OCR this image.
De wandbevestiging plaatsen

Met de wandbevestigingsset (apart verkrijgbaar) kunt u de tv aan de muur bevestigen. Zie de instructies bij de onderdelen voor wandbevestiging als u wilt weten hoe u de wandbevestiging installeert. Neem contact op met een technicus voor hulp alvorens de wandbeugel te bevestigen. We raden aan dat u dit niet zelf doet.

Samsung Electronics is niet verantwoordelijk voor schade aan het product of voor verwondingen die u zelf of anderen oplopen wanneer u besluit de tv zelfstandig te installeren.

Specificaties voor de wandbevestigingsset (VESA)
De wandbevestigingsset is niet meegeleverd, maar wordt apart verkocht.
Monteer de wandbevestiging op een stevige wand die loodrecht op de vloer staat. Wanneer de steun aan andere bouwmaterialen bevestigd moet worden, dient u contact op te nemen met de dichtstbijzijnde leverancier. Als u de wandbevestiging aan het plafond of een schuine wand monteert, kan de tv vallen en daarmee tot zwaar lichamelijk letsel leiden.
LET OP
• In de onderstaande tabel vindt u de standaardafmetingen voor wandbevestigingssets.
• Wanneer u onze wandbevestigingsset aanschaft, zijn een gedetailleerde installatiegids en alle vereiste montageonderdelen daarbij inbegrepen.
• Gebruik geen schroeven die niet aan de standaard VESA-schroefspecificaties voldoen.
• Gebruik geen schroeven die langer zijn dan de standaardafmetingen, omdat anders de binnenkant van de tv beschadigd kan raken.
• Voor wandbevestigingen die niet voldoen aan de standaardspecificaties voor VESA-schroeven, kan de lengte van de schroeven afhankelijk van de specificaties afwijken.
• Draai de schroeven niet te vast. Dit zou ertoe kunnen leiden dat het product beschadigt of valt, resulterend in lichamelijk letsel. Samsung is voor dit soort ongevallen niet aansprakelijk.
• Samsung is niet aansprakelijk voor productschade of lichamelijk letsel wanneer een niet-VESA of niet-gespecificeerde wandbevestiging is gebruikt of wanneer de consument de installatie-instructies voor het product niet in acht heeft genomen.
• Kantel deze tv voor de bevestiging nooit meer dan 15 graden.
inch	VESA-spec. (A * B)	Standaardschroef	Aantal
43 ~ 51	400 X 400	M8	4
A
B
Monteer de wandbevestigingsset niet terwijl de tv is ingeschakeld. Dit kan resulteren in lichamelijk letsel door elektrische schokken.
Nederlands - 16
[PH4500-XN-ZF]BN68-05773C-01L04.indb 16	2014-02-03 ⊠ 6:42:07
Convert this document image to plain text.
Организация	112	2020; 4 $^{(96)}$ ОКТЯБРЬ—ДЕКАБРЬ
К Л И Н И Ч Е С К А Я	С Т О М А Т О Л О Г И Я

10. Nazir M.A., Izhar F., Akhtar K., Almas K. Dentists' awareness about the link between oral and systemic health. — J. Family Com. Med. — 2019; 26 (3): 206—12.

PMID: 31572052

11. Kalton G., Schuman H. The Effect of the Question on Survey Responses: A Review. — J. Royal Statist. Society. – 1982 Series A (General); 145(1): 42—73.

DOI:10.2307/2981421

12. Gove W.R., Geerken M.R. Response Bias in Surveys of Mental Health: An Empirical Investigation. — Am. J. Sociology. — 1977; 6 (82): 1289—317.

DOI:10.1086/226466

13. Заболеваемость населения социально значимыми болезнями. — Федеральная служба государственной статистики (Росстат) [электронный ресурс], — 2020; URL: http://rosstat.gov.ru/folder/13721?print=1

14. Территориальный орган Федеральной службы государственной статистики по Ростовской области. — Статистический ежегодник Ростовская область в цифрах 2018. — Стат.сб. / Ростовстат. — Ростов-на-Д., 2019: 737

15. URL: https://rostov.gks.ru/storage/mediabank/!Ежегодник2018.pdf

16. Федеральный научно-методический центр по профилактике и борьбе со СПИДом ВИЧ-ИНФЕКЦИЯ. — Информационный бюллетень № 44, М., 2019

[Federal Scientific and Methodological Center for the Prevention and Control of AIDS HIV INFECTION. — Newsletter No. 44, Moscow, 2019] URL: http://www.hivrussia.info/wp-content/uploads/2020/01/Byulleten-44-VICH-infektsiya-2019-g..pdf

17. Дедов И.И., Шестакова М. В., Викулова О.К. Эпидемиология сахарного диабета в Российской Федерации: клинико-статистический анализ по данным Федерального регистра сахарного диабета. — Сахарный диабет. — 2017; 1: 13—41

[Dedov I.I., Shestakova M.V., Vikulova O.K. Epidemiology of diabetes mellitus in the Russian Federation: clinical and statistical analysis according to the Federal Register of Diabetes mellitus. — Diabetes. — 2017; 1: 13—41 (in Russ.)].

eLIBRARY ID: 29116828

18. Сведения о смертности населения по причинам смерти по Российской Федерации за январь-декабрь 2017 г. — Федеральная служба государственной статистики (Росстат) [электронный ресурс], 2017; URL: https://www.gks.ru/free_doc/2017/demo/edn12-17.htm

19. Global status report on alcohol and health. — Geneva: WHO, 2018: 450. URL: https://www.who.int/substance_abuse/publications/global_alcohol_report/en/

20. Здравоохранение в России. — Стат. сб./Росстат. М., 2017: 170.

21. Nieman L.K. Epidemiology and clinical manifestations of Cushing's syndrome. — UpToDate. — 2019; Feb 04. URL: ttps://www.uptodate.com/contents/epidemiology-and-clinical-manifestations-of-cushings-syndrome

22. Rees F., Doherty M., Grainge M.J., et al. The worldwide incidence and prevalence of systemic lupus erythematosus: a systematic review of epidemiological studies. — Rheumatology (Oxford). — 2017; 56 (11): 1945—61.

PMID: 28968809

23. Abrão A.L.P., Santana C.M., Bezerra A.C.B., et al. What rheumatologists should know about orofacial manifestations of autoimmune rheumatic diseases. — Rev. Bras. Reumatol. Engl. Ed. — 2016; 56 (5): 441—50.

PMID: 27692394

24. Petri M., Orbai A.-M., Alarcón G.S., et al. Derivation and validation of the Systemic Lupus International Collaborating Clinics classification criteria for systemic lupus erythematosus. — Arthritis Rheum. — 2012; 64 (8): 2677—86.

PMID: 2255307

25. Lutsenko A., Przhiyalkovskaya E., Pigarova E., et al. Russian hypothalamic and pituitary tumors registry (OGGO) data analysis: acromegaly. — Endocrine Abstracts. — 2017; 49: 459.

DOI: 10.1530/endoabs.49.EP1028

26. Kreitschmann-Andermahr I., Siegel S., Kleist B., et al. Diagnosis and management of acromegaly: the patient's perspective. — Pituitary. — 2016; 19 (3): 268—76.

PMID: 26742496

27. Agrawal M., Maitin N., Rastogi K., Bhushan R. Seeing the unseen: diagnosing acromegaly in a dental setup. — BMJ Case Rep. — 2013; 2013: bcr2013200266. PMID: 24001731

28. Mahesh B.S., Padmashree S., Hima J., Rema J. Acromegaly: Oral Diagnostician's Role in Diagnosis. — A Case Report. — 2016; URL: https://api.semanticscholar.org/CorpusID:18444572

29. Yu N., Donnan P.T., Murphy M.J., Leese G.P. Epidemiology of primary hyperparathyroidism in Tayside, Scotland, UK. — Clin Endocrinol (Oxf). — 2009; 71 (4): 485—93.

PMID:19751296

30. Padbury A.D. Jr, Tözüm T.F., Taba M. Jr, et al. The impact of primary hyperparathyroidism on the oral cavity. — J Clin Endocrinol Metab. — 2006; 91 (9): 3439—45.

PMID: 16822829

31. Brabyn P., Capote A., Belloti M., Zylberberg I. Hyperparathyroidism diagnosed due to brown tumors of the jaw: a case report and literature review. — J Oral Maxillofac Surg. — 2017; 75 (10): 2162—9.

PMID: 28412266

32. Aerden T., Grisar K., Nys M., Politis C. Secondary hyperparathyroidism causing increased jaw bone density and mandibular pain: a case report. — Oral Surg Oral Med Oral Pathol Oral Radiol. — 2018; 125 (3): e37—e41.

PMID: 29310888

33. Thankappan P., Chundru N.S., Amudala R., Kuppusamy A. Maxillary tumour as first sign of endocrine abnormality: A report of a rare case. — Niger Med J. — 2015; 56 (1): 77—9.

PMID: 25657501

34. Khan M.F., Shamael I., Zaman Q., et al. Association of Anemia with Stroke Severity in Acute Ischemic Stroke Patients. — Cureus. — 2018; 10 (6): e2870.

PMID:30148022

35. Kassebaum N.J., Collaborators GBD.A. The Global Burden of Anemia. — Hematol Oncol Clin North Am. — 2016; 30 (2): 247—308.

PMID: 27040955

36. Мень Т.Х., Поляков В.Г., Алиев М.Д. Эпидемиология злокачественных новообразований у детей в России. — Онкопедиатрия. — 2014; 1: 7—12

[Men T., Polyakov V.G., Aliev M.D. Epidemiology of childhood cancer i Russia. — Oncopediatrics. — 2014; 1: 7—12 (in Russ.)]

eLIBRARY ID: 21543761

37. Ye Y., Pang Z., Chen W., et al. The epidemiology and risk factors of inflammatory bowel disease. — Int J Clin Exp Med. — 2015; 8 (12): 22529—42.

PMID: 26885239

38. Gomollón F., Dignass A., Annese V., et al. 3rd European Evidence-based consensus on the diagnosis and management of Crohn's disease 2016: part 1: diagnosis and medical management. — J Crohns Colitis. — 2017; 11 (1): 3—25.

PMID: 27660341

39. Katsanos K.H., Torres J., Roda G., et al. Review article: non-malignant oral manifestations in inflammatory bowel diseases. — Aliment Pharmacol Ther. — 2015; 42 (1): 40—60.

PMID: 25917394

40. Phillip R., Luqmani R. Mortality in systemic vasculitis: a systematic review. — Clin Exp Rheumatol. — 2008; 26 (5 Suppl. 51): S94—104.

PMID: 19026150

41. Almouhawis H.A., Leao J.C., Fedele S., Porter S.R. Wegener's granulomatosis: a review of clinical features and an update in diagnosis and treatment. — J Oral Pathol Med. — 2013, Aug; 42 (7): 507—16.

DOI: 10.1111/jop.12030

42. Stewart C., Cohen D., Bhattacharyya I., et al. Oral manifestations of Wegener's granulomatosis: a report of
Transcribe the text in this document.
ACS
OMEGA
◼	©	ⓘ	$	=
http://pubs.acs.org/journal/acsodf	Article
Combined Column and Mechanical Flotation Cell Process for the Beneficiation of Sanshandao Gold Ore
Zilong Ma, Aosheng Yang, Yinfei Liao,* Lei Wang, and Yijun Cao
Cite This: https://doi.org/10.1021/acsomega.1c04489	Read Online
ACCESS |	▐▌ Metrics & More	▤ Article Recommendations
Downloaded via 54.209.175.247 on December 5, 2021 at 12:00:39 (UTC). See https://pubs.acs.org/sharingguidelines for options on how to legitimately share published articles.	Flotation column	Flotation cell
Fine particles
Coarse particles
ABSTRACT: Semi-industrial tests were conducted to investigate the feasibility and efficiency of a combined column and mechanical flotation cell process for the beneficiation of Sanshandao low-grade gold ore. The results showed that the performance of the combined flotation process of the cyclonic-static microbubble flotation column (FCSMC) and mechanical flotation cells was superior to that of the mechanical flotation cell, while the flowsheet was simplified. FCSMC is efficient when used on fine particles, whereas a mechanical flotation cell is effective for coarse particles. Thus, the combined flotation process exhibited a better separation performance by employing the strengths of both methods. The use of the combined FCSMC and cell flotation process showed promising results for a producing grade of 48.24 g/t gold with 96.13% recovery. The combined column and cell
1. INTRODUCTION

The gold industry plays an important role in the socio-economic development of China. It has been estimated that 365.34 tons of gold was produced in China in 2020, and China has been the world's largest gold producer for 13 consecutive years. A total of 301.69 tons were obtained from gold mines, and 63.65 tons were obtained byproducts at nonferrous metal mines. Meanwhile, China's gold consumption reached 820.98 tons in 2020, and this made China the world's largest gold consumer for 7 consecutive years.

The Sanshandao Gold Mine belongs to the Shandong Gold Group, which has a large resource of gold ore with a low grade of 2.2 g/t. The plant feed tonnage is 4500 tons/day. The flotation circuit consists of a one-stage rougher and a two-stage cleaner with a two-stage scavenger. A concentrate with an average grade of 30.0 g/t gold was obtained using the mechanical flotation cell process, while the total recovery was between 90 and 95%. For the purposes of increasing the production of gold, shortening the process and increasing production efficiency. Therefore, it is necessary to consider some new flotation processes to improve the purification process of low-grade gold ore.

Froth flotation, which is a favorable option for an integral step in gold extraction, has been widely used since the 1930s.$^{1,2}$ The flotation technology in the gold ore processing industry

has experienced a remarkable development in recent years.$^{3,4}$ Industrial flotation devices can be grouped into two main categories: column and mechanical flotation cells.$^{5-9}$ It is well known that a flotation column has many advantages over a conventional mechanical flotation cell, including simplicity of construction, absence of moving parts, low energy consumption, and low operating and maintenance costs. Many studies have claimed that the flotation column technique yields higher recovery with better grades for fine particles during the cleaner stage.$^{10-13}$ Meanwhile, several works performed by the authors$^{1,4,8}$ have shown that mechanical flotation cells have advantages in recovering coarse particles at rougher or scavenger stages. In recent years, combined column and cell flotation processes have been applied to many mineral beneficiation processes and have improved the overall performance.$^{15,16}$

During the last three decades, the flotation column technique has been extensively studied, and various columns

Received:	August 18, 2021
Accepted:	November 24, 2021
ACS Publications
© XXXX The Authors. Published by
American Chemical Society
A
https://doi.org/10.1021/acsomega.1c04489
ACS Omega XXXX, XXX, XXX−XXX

# [Your objective]
In the data shown above, how many lines hold the string "государственной"? The answer is the number alone.

# [Solution for this problem]
3